EXERCISE DETAILS >> Find how many lines of the listing include the string "What", and report only that figure.

Dataset items >>
** begin **
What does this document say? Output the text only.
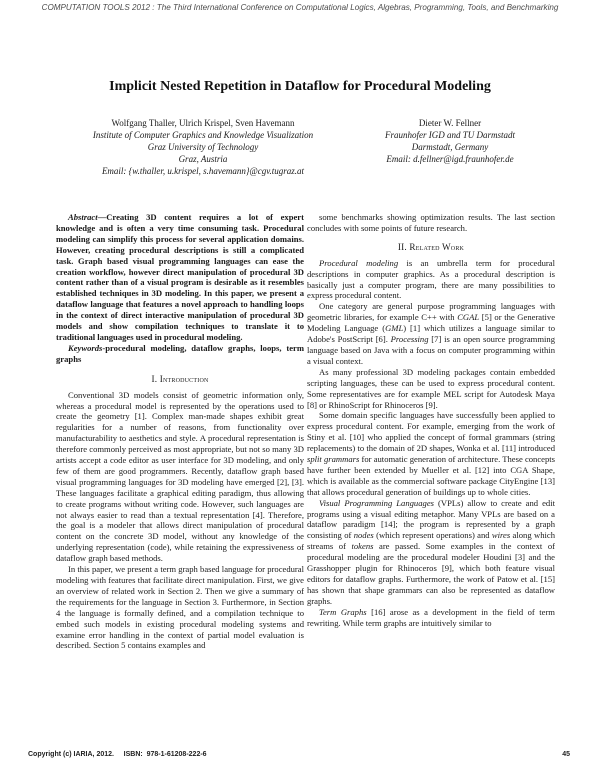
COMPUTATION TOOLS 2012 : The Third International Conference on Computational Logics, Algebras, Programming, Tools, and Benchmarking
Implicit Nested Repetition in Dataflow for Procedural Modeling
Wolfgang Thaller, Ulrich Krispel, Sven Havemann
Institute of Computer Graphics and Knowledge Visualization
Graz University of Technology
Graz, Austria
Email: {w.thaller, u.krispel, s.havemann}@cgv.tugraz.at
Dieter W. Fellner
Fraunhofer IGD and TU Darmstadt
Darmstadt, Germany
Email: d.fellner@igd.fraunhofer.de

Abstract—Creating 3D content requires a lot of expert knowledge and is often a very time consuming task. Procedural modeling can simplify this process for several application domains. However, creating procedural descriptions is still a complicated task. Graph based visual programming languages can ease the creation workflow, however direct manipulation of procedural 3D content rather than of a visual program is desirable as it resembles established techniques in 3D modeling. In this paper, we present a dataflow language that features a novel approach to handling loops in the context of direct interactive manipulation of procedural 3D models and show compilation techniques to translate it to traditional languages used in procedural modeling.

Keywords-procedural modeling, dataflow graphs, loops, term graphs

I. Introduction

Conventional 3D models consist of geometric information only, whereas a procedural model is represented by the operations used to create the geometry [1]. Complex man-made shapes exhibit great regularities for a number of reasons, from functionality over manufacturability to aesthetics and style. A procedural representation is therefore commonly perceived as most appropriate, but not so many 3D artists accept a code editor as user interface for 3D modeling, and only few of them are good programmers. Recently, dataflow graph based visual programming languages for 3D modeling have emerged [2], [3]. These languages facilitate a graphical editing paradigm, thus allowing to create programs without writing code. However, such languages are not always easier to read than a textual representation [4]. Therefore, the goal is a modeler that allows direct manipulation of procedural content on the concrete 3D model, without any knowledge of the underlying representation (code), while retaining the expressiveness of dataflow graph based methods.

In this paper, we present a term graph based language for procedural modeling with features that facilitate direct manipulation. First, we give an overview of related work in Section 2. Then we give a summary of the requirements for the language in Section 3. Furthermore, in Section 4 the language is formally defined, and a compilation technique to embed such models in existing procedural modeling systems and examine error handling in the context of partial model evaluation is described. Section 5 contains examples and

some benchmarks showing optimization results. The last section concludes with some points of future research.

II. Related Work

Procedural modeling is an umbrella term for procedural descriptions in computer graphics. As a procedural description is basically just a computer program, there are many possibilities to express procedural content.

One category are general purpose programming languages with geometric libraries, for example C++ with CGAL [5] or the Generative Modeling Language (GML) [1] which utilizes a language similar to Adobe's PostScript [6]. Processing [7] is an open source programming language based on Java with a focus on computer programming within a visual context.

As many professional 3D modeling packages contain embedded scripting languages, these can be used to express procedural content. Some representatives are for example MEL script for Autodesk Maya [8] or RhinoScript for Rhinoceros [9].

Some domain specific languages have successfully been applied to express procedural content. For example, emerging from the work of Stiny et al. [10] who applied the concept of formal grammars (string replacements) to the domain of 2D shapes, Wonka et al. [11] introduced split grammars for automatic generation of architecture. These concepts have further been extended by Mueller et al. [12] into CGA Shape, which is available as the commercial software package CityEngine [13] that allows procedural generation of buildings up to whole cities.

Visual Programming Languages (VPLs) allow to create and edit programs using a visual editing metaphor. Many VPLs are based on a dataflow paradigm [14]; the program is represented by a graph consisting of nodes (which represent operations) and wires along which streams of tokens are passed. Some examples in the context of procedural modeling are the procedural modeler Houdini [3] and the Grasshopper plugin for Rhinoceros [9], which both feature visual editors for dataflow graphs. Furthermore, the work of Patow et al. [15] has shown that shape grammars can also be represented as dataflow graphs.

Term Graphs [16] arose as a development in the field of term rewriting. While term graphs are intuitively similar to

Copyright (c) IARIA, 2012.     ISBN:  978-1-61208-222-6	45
** end **
** begin **
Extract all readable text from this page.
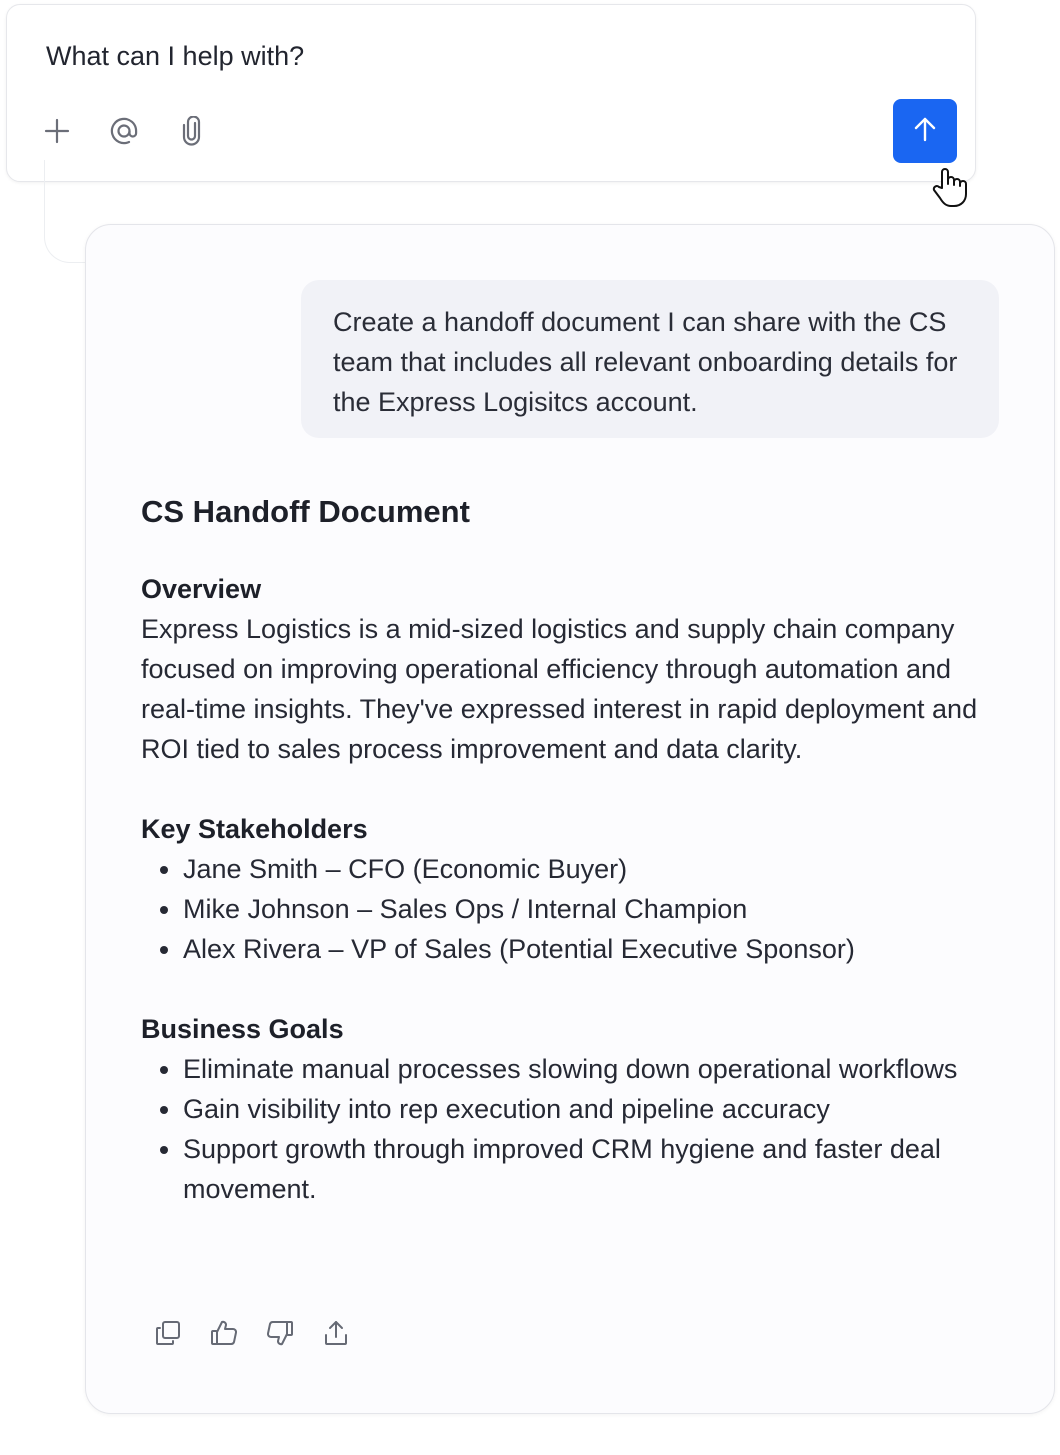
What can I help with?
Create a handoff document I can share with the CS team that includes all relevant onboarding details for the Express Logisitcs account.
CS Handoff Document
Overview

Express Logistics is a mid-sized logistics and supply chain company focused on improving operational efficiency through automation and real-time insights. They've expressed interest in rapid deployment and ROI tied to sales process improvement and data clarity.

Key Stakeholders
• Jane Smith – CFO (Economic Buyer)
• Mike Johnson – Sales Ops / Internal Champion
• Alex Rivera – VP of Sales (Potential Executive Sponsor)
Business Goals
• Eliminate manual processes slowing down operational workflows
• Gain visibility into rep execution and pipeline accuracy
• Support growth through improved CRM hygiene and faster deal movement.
** end **
SOLUTION TO THIS PROBLEM >> 2